** start Data to use **

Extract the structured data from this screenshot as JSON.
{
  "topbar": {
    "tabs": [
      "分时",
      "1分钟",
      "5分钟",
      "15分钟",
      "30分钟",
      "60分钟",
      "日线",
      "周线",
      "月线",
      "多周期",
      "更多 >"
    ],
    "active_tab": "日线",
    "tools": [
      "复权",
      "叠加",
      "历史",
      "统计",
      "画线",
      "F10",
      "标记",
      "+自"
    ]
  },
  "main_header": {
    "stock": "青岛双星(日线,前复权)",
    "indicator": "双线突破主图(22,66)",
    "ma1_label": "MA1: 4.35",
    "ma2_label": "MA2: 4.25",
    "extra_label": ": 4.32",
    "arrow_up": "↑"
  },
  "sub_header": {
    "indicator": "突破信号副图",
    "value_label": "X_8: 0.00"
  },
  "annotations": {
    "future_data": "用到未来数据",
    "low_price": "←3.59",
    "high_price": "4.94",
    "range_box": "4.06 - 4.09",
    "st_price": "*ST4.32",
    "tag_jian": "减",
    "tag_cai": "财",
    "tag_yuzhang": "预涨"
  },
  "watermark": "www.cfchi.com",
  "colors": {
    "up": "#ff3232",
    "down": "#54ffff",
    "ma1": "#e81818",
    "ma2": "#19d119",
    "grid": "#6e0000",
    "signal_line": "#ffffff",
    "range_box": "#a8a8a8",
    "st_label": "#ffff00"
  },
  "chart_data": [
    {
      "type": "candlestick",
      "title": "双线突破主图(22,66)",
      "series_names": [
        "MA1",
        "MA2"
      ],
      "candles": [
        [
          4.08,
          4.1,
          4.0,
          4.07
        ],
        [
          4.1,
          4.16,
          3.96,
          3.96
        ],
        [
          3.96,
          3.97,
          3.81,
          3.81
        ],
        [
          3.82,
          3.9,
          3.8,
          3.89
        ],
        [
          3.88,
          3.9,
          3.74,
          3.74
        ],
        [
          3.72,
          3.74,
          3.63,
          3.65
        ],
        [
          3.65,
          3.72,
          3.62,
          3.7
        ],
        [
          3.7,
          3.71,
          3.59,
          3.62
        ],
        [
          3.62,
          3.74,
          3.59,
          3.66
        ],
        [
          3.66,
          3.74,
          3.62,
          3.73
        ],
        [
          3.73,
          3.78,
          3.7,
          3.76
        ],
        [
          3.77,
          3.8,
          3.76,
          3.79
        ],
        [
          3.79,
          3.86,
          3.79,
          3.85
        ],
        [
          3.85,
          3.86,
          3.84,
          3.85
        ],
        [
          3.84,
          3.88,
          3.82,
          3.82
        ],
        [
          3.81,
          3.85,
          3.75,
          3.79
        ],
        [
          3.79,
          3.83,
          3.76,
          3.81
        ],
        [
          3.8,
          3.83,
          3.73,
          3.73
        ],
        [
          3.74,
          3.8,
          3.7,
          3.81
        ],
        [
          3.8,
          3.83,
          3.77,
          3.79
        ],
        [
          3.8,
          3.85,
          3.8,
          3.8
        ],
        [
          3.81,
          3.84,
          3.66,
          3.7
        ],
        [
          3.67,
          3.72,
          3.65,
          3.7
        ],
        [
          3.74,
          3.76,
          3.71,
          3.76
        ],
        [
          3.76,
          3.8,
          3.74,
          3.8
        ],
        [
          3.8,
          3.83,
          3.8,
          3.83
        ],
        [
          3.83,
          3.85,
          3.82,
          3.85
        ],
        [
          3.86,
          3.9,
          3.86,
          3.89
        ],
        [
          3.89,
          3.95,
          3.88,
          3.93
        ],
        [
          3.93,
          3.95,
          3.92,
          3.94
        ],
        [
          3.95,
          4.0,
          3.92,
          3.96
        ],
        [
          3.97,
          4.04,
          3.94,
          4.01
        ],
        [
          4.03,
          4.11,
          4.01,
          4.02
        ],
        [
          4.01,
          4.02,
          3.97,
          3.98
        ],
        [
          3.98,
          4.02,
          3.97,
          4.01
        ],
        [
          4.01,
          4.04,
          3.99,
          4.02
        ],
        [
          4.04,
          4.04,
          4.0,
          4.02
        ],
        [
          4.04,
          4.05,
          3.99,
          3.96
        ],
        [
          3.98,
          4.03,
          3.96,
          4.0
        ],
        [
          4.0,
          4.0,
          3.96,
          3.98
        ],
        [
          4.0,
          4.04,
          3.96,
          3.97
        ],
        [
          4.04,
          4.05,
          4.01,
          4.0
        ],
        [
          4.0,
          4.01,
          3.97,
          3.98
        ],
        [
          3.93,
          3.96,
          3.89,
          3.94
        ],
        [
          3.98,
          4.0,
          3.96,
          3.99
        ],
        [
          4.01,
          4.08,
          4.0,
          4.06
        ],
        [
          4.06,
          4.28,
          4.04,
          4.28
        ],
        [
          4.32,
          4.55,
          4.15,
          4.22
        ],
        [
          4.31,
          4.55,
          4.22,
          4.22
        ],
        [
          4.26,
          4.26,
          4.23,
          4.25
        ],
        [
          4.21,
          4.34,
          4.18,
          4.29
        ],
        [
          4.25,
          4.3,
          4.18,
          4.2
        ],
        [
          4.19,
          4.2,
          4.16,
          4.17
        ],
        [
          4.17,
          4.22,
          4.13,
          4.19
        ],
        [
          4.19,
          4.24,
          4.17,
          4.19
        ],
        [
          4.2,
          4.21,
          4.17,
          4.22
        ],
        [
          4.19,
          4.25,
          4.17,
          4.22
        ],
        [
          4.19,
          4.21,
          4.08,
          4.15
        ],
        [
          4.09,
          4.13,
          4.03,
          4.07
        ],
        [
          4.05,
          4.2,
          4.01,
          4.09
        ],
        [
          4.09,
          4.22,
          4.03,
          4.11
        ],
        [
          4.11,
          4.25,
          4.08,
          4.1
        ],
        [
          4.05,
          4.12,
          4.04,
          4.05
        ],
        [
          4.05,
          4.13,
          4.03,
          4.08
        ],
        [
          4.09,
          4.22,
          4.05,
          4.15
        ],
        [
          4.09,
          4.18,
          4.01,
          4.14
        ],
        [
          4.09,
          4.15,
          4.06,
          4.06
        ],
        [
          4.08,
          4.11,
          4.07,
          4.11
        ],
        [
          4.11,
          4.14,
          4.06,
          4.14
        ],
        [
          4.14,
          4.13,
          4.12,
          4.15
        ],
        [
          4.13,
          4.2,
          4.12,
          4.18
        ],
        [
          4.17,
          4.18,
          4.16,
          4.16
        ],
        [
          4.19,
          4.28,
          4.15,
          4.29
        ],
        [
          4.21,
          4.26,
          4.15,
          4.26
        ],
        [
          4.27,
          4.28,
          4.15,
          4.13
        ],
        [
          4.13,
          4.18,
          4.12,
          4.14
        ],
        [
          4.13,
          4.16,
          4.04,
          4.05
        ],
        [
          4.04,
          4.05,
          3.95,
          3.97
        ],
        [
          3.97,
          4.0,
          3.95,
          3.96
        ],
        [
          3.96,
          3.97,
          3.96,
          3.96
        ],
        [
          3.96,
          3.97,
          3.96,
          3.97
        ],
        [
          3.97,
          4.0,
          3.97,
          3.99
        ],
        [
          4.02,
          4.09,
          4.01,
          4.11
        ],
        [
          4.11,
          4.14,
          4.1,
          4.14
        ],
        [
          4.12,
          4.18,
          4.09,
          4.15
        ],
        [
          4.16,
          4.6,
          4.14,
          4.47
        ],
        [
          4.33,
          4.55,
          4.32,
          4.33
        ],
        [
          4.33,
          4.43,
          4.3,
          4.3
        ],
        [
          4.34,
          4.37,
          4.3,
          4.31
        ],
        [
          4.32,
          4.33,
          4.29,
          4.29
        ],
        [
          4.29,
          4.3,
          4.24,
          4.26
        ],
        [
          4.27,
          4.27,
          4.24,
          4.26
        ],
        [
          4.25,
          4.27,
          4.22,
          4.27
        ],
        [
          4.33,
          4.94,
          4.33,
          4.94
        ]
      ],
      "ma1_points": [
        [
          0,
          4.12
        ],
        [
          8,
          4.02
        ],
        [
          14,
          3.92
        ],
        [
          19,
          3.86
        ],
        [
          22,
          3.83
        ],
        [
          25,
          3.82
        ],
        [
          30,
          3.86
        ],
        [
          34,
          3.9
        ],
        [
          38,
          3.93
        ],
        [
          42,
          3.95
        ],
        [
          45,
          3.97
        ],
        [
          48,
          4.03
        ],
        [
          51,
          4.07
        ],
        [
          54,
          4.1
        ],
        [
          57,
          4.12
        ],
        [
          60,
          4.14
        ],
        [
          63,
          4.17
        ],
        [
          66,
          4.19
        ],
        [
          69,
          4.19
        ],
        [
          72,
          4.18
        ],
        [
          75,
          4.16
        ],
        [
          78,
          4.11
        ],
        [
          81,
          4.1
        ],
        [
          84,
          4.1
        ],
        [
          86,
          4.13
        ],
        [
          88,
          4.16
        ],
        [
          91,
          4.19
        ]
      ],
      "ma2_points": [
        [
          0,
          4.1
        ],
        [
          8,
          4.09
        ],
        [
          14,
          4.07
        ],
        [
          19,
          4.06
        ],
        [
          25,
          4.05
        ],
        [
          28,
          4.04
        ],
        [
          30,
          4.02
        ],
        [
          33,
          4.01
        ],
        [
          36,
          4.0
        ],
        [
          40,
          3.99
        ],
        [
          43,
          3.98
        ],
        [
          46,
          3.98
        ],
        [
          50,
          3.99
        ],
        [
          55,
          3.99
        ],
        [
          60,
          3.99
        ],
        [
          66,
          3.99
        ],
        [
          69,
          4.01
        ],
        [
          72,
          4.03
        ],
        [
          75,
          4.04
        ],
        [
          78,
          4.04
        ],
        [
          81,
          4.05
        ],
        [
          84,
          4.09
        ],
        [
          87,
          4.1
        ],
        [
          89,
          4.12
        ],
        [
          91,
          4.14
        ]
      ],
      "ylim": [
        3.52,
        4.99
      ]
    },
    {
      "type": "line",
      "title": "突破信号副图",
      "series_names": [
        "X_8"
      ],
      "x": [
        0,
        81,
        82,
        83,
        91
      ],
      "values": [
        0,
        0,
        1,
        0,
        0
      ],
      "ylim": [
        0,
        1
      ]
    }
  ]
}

** end Data to use **

• **Request**: Lines of the material that contain the word "indicator" are to be gathered.

• **Problem solution**:
    "indicator": "双线突破主图(22,66)",
    "indicator": "突破信号副图",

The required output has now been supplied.